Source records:
>>>
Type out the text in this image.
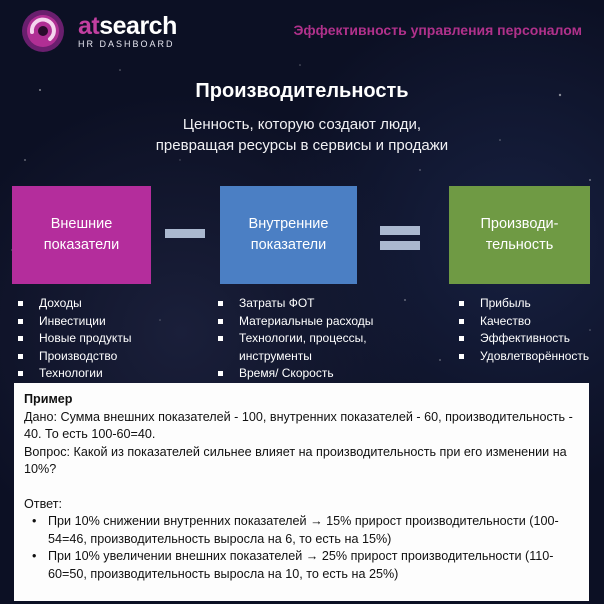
atsearch
HR DASHBOARD
Эффективность управления персоналом
Производительность
Ценность, которую создают люди,
превращая ресурсы в сервисы и продажи
Внешние
показатели
Внутренние
показатели
Производи-
тельность
Доходы
Инвестиции
Новые продукты
Производство
Технологии
Затраты ФОТ
Материальные расходы
Технологии, процессы, инструменты
Время/ Скорость
Прибыль
Качество
Эффективность
Удовлетворённость
Пример
Дано: Сумма внешних показателей - 100, внутренних показателей - 60, производительность - 40. То есть 100-60=40.
Вопрос: Какой из показателей сильнее влияет на производительность при его изменении на 10%?
Ответ:
• При 10% снижении внутренних показателей → 15% прирост производительности (100-54=46, производительность выросла на 6, то есть на 15%)
• При 10% увеличении внешних показателей → 25% прирост производительности (110-60=50, производительность выросла на 10, то есть на 25%)
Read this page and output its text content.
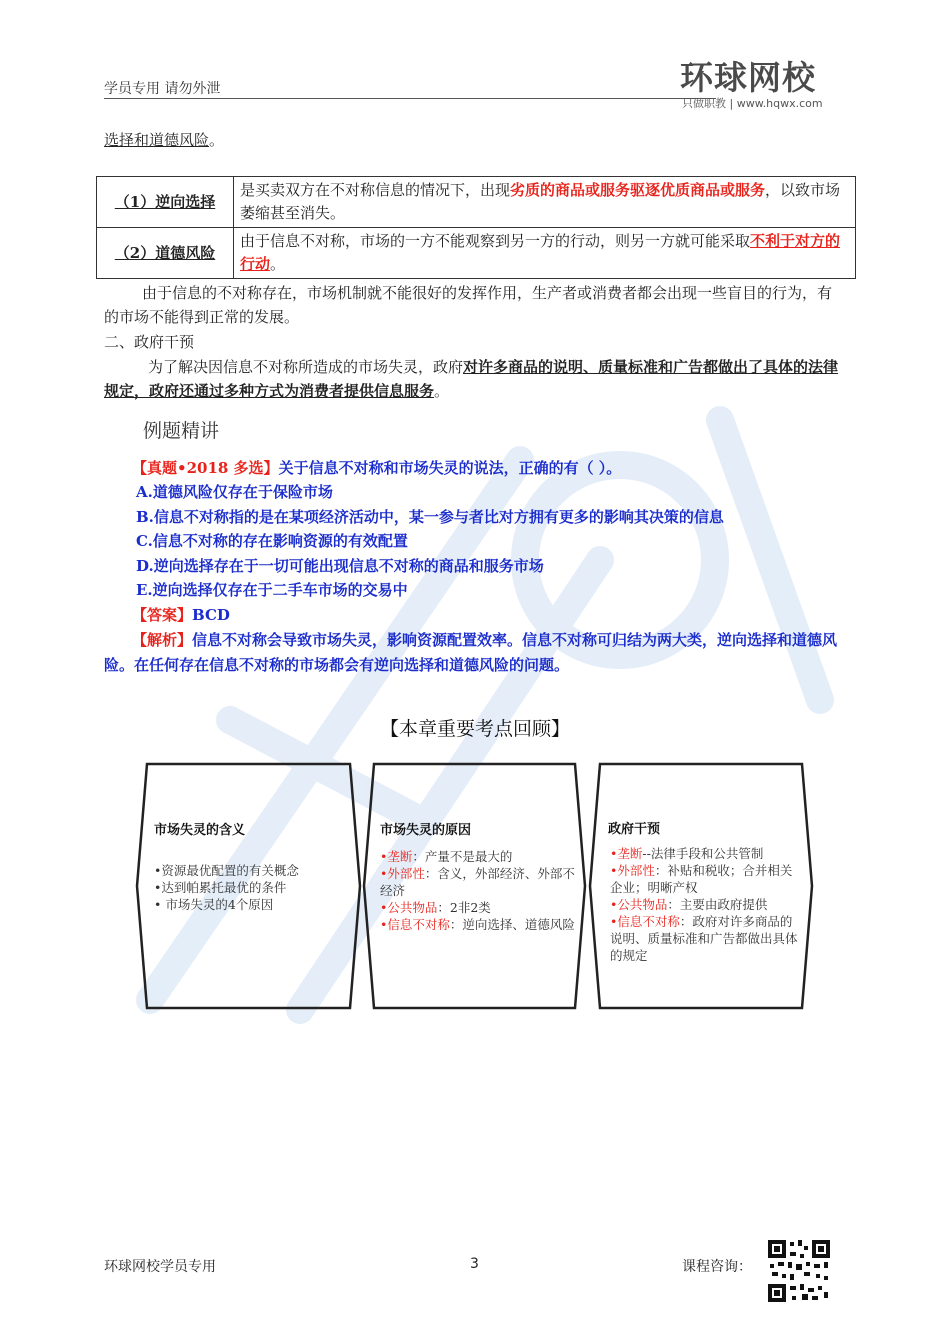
学员专用 请勿外泄	环球网校
只做职教 | www.hqwx.com
选择和道德风险。
（1）逆向选择	是买卖双方在不对称信息的情况下，出现劣质的商品或服务驱逐优质商品或服务，以致市场萎缩甚至消失。
（2）道德风险	由于信息不对称，市场的一方不能观察到另一方的行动，则另一方就可能采取不利于对方的行动。
由于信息的不对称存在，市场机制就不能很好的发挥作用，生产者或消费者都会出现一些盲目的行为，有的市场不能得到正常的发展。
二、政府干预
为了解决因信息不对称所造成的市场失灵，政府对许多商品的说明、质量标准和广告都做出了具体的法律规定，政府还通过多种方式为消费者提供信息服务。
例题精讲
【真题•2018 多选】关于信息不对称和市场失灵的说法，正确的有（ ）。
A.道德风险仅存在于保险市场
B.信息不对称指的是在某项经济活动中，某一参与者比对方拥有更多的影响其决策的信息
C.信息不对称的存在影响资源的有效配置
D.逆向选择存在于一切可能出现信息不对称的商品和服务市场
E.逆向选择仅存在于二手车市场的交易中
【答案】BCD
【解析】信息不对称会导致市场失灵，影响资源配置效率。信息不对称可归结为两大类，逆向选择和道德风险。在任何存在信息不对称的市场都会有逆向选择和道德风险的问题。
【本章重要考点回顾】
市场失灵的含义
•资源最优配置的有关概念
•达到帕累托最优的条件
• 市场失灵的4个原因
市场失灵的原因
•垄断：产量不是最大的
•外部性：含义，外部经济、外部不经济
•公共物品：2非2类
•信息不对称：逆向选择、道德风险
政府干预
•垄断--法律手段和公共管制
•外部性：补贴和税收；合并相关企业；明晰产权
•公共物品：主要由政府提供
•信息不对称：政府对许多商品的说明、质量标准和广告都做出具体的规定
环球网校学员专用	3	课程咨询：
<<<
Task details
Write out the listing word for word, omitting the pictures it holds.

Worked answer
Type out the text in this image.
atsearch
HR DASHBOARD
Эффективность управления персоналом
Производительность
Ценность, которую создают люди,
превращая ресурсы в сервисы и продажи
Внешние
показатели
Внутренние
показатели
Производи-
тельность
Доходы
Инвестиции
Новые продукты
Производство
Технологии
Затраты ФОТ
Материальные расходы
Технологии, процессы, инструменты
Время/ Скорость
Прибыль
Качество
Эффективность
Удовлетворённость
Пример
Дано: Сумма внешних показателей - 100, внутренних показателей - 60, производительность - 40. То есть 100-60=40.
Вопрос: Какой из показателей сильнее влияет на производительность при его изменении на 10%?
Ответ:
• При 10% снижении внутренних показателей → 15% прирост производительности (100-54=46, производительность выросла на 6, то есть на 15%)
• При 10% увеличении внешних показателей → 25% прирост производительности (110-60=50, производительность выросла на 10, то есть на 25%)
Read this page and output its text content.
学员专用 请勿外泄	环球网校
只做职教 | www.hqwx.com
选择和道德风险。
（1）逆向选择	是买卖双方在不对称信息的情况下，出现劣质的商品或服务驱逐优质商品或服务，以致市场萎缩甚至消失。
（2）道德风险	由于信息不对称，市场的一方不能观察到另一方的行动，则另一方就可能采取不利于对方的行动。
由于信息的不对称存在，市场机制就不能很好的发挥作用，生产者或消费者都会出现一些盲目的行为，有的市场不能得到正常的发展。
二、政府干预
为了解决因信息不对称所造成的市场失灵，政府对许多商品的说明、质量标准和广告都做出了具体的法律规定，政府还通过多种方式为消费者提供信息服务。
例题精讲
【真题•2018 多选】关于信息不对称和市场失灵的说法，正确的有（ ）。
A.道德风险仅存在于保险市场
B.信息不对称指的是在某项经济活动中，某一参与者比对方拥有更多的影响其决策的信息
C.信息不对称的存在影响资源的有效配置
D.逆向选择存在于一切可能出现信息不对称的商品和服务市场
E.逆向选择仅存在于二手车市场的交易中
【答案】BCD
【解析】信息不对称会导致市场失灵，影响资源配置效率。信息不对称可归结为两大类，逆向选择和道德风险。在任何存在信息不对称的市场都会有逆向选择和道德风险的问题。
【本章重要考点回顾】
市场失灵的含义
•资源最优配置的有关概念
•达到帕累托最优的条件
• 市场失灵的4个原因
市场失灵的原因
•垄断：产量不是最大的
•外部性：含义，外部经济、外部不经济
•公共物品：2非2类
•信息不对称：逆向选择、道德风险
政府干预
•垄断--法律手段和公共管制
•外部性：补贴和税收；合并相关企业；明晰产权
•公共物品：主要由政府提供
•信息不对称：政府对许多商品的说明、质量标准和广告都做出具体的规定
环球网校学员专用	3	课程咨询：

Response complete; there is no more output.